(Stored data entries)
□ □ □
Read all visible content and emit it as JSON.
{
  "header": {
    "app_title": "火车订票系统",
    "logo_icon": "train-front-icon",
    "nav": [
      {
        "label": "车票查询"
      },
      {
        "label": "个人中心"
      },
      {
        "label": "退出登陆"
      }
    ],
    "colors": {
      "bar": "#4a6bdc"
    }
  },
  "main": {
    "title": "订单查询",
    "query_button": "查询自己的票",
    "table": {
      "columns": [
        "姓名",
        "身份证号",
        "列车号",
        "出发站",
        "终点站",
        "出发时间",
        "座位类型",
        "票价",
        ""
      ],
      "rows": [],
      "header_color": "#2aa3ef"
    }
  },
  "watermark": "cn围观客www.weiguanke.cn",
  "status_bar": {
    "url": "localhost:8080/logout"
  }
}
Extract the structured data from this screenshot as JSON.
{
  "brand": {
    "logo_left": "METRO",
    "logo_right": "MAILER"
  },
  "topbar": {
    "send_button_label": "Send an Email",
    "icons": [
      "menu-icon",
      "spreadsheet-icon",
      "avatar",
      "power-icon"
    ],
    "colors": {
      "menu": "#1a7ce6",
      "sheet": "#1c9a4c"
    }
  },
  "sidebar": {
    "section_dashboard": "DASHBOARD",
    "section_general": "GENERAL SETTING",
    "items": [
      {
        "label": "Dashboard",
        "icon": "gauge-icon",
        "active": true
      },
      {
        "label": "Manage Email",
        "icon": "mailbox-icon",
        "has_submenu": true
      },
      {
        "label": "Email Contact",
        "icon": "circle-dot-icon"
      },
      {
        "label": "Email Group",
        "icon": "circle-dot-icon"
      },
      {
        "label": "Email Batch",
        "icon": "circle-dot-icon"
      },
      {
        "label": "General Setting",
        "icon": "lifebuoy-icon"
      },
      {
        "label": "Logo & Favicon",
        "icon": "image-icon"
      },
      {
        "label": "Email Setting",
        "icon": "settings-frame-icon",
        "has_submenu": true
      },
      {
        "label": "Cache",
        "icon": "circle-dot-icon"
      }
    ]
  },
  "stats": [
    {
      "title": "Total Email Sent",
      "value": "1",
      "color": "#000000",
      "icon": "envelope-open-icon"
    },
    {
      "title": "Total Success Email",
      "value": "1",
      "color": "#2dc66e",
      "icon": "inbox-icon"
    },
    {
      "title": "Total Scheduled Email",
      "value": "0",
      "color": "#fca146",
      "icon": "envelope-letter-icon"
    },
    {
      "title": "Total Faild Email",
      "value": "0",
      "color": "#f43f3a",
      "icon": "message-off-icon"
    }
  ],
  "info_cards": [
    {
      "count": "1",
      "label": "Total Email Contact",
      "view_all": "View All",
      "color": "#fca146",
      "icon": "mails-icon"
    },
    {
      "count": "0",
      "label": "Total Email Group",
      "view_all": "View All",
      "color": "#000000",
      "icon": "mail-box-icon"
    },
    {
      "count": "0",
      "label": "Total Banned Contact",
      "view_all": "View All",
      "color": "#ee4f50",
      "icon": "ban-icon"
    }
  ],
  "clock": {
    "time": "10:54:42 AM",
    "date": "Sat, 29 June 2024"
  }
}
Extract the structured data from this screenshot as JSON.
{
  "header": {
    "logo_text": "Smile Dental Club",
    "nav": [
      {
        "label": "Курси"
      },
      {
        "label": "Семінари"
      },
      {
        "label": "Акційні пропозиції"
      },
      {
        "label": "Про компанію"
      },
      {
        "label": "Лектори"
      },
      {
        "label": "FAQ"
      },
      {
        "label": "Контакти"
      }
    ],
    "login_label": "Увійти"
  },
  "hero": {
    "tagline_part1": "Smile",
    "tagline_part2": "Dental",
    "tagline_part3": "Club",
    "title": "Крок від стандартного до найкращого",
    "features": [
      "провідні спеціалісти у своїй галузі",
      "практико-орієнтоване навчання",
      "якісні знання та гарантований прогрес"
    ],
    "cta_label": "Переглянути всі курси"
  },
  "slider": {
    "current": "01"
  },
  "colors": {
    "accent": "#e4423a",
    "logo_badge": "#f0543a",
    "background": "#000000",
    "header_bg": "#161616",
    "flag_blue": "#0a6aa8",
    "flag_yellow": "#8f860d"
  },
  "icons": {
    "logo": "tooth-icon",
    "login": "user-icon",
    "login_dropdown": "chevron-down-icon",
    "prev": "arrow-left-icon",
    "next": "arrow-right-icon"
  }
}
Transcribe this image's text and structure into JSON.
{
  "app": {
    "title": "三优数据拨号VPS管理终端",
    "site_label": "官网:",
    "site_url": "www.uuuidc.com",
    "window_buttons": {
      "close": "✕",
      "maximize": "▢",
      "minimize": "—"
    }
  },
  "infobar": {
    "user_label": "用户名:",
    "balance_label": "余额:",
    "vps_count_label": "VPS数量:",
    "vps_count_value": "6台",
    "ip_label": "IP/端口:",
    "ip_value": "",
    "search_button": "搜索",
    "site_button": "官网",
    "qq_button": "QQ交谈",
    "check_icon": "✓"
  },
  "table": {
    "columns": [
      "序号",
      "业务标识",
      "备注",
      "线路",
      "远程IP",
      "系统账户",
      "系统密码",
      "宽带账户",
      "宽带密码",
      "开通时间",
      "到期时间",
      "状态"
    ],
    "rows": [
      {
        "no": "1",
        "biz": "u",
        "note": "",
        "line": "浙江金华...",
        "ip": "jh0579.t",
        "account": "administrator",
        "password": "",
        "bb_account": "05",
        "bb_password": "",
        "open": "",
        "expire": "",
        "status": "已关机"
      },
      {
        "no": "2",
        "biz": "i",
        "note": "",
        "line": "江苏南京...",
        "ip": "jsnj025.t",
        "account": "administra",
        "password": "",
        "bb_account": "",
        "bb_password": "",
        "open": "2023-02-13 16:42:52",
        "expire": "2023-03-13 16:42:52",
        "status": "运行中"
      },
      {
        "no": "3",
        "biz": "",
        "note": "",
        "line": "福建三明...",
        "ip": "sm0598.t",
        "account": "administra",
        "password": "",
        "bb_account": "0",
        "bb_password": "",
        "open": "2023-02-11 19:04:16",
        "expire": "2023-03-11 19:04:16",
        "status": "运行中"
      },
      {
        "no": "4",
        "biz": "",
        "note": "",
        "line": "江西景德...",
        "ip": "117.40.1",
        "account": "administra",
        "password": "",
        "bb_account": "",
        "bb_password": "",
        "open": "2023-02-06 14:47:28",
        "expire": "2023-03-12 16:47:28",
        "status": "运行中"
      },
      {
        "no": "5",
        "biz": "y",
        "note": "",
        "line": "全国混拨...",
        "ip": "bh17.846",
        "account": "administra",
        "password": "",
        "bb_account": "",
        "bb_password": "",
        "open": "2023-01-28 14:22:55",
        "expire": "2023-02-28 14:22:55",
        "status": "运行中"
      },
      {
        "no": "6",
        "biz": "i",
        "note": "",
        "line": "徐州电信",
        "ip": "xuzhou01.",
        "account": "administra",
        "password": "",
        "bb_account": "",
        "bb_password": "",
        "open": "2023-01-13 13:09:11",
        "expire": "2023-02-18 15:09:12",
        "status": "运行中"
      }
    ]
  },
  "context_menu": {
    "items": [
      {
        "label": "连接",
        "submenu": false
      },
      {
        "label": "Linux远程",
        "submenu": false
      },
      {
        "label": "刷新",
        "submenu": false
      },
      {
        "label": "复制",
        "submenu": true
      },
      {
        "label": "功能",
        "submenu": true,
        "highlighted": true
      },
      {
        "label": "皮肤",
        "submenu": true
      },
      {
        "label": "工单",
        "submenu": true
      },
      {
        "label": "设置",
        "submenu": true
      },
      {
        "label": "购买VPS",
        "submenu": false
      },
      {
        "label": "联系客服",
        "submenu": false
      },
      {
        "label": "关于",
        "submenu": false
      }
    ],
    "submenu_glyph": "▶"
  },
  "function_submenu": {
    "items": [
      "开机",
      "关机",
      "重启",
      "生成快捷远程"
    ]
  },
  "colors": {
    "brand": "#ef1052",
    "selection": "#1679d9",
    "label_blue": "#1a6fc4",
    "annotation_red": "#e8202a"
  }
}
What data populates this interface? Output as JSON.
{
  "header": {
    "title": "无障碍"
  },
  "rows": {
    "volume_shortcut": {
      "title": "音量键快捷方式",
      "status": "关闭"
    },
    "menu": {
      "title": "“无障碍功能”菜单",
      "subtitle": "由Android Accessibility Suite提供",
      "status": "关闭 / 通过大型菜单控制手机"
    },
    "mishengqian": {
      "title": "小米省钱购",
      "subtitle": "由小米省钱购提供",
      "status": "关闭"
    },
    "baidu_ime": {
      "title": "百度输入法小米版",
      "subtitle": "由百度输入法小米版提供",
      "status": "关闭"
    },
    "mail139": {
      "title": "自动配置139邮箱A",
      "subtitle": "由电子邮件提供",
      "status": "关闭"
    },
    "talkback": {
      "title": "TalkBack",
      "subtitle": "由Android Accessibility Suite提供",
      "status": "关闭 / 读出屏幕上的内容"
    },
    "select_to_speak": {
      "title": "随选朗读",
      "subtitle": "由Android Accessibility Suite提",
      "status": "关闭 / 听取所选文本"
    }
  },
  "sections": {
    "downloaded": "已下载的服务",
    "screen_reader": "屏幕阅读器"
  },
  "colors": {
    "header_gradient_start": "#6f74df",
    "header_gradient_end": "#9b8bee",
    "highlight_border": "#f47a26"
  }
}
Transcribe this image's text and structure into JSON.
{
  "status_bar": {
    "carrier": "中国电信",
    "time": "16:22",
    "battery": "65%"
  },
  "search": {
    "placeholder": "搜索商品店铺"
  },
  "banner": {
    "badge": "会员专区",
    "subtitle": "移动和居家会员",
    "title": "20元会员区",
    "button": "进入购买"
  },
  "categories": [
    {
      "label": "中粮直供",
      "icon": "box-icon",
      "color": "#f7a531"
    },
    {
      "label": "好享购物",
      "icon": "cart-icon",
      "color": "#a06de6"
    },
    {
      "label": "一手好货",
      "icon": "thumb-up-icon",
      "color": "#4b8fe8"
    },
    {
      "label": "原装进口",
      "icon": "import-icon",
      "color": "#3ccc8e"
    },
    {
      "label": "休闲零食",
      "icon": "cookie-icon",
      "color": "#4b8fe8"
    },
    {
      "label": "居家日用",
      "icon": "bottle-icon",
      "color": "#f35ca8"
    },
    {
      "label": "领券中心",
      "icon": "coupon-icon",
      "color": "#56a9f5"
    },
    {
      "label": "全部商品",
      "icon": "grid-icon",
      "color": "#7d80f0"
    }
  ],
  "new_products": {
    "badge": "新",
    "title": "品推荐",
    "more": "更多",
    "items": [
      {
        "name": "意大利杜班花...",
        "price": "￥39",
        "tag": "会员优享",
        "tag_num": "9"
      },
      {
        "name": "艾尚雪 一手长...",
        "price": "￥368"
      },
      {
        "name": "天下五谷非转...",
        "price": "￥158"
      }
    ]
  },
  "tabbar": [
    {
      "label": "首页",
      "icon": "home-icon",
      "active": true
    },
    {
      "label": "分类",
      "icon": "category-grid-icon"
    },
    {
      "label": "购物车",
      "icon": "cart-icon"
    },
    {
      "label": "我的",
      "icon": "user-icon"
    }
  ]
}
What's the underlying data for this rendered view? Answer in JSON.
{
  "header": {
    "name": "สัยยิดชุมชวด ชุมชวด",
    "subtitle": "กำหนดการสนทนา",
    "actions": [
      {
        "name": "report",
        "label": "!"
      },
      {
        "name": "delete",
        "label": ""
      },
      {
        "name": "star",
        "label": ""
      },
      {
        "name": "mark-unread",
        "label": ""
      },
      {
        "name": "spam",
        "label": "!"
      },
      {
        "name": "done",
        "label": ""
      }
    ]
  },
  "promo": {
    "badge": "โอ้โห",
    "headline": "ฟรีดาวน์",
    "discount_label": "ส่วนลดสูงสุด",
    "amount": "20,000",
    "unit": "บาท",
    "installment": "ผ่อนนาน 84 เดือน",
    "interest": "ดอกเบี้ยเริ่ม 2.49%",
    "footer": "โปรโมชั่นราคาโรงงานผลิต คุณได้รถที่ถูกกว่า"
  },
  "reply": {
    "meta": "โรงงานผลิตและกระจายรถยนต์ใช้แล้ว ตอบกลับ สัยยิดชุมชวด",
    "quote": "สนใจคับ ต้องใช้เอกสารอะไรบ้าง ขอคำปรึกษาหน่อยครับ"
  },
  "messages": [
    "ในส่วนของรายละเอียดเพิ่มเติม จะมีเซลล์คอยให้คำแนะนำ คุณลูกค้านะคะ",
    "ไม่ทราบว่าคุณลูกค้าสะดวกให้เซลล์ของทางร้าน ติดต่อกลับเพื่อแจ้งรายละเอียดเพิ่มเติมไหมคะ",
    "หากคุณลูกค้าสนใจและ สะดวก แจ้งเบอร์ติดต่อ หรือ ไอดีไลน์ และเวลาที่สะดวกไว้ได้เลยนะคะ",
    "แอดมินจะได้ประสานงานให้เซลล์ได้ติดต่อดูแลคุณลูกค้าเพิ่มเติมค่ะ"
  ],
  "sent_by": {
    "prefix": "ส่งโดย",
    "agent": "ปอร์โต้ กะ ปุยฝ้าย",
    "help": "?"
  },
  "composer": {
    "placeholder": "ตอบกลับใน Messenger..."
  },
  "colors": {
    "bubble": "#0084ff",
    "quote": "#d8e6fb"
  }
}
□ □ □
◆ Brief
Count the lines that include the word "ตอบกล" and state the result as a bare number.

◆ Written response
2